## Task objective
Below is a listing. Gather each line of it that contains "ruecklauf".

(Items listed in a dataset)
# # # #
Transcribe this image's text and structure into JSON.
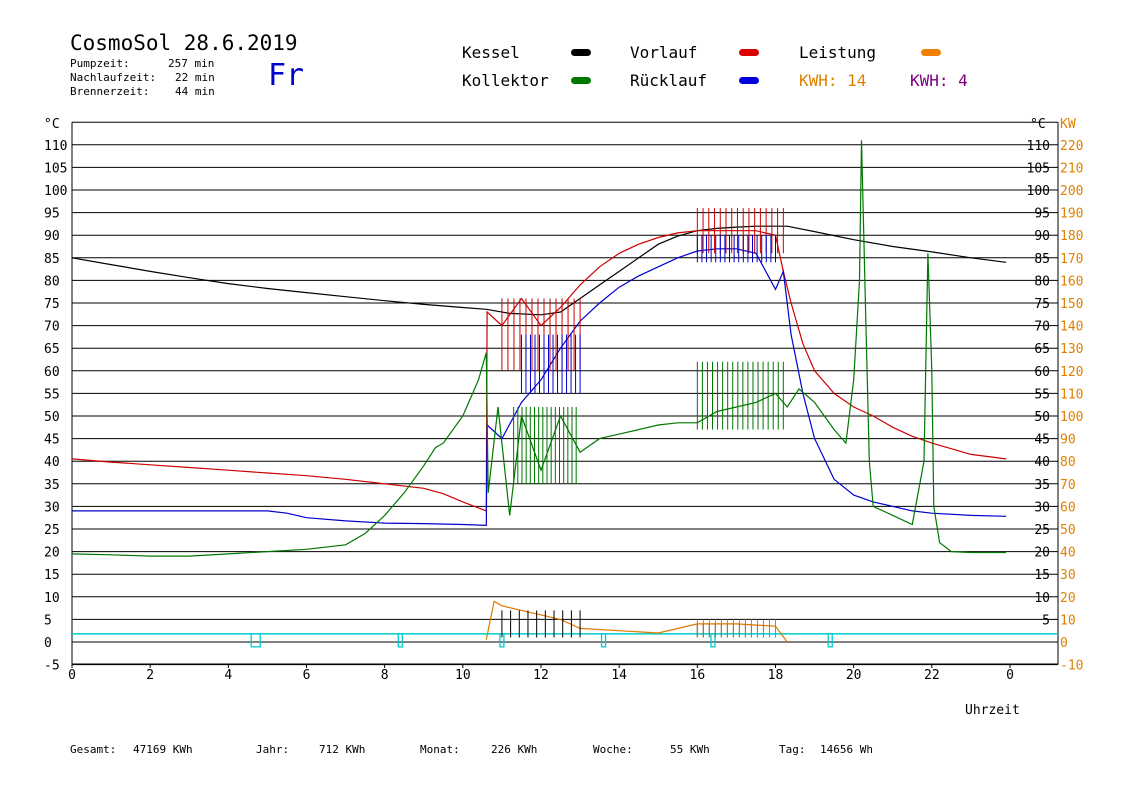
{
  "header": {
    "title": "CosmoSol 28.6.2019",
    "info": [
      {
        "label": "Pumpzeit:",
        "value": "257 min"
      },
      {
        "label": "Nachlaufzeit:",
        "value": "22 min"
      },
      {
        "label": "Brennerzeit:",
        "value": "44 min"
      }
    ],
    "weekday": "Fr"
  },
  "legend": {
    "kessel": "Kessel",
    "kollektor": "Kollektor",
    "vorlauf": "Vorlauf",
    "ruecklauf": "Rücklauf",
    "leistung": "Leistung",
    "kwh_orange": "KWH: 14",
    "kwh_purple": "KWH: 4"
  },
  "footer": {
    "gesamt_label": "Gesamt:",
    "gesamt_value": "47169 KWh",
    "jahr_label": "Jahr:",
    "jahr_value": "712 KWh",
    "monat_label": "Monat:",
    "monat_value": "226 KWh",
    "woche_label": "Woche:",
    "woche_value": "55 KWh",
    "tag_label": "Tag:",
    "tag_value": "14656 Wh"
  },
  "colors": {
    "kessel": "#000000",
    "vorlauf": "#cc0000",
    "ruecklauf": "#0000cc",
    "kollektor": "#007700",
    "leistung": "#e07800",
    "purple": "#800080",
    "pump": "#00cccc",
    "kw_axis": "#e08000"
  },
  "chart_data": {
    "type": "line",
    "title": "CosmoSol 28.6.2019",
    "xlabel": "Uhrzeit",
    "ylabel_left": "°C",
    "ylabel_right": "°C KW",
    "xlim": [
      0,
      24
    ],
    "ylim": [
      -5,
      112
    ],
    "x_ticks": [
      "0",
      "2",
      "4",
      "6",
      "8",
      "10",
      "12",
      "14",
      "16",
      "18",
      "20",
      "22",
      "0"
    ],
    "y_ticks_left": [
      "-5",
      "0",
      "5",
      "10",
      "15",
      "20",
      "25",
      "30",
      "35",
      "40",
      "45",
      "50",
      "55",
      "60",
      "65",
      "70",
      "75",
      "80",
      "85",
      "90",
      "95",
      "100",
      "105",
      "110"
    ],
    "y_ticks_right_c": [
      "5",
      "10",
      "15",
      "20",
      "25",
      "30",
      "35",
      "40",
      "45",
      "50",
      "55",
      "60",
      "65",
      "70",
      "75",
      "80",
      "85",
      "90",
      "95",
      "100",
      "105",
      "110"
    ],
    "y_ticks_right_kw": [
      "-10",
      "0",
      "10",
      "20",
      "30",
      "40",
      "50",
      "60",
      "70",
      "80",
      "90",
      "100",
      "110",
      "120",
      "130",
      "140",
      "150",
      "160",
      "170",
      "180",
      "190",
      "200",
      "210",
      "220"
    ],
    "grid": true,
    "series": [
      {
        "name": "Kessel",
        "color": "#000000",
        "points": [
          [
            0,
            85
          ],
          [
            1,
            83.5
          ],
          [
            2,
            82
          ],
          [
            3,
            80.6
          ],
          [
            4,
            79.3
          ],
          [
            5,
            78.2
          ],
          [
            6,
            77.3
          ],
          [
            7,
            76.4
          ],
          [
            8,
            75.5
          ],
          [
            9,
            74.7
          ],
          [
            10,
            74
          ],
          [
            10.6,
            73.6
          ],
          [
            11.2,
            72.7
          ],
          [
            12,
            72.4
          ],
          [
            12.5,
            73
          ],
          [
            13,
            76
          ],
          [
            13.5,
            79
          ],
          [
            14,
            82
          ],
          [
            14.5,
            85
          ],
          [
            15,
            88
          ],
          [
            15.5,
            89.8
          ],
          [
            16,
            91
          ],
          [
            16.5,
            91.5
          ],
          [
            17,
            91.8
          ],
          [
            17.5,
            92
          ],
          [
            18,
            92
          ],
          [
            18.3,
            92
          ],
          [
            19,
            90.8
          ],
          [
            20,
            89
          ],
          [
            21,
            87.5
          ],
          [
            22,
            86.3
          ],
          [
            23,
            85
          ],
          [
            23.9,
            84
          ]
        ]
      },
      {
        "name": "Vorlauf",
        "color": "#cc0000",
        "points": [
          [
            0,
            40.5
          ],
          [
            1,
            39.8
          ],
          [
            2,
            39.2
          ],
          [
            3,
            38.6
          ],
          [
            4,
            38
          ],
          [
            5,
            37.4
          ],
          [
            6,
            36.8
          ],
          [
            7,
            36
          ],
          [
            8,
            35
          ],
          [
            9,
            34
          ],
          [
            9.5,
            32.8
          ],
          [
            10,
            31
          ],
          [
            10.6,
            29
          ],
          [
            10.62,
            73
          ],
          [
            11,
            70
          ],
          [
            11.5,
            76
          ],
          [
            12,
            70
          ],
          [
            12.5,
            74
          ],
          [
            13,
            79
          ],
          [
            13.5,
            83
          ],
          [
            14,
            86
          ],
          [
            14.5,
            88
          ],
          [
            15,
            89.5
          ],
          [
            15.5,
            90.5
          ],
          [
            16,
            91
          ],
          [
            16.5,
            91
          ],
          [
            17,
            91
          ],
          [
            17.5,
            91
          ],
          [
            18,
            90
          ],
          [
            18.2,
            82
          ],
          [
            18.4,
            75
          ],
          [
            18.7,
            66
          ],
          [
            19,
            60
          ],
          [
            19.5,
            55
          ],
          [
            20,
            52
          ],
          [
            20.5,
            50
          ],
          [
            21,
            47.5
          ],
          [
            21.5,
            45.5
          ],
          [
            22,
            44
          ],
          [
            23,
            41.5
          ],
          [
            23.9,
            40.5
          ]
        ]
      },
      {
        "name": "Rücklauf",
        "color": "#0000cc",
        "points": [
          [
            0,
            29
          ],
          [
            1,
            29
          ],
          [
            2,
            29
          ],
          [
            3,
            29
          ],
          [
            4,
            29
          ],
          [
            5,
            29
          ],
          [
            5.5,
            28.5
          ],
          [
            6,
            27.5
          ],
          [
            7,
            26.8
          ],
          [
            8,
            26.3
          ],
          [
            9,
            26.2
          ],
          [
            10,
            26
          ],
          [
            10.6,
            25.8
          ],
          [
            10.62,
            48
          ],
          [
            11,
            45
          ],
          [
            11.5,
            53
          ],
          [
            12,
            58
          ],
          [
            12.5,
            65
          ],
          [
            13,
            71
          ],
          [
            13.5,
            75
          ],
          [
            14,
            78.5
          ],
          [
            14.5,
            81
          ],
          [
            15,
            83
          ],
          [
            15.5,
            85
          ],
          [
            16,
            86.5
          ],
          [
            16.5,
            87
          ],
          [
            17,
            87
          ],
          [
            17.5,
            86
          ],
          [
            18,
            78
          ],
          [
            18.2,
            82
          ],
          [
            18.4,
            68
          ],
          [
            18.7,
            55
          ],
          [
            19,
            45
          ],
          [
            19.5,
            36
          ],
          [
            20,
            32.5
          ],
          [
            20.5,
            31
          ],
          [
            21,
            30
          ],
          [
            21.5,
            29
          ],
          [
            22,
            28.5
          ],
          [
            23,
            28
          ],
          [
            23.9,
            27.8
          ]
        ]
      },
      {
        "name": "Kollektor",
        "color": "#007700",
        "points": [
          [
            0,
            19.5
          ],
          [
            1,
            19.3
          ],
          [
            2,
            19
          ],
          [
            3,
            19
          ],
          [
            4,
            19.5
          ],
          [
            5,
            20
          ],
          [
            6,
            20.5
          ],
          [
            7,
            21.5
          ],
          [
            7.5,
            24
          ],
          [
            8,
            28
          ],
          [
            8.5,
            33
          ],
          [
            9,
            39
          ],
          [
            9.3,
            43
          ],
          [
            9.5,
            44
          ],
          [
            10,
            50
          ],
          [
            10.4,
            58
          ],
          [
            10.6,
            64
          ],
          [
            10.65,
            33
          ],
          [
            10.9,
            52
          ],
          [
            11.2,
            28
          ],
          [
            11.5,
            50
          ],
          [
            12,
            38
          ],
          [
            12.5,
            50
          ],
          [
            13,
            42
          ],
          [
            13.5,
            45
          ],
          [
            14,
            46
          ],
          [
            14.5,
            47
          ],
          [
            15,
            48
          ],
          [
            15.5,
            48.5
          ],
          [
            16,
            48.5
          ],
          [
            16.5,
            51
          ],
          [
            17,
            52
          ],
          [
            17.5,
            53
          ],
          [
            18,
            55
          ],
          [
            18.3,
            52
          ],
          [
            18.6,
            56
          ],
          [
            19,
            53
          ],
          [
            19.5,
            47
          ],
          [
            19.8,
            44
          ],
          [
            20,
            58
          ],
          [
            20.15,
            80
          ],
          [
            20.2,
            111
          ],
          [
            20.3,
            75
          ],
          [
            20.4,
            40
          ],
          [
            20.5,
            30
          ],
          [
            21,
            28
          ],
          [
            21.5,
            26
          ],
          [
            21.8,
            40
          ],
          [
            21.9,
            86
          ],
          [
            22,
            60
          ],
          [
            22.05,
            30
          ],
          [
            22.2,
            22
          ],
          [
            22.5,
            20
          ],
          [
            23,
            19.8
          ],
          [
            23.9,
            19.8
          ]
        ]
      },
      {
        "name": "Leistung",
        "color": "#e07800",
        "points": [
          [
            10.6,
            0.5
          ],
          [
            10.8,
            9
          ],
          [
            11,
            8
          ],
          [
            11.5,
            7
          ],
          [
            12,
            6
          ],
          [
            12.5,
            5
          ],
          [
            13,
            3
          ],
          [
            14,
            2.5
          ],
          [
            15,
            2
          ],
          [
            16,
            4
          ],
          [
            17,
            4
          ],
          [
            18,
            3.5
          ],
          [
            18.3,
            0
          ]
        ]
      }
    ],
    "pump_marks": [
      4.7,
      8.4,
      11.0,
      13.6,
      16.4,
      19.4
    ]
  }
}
# # # #
## Expected answer
    "ruecklauf": "Rücklauf",
    "ruecklauf": "#0000cc",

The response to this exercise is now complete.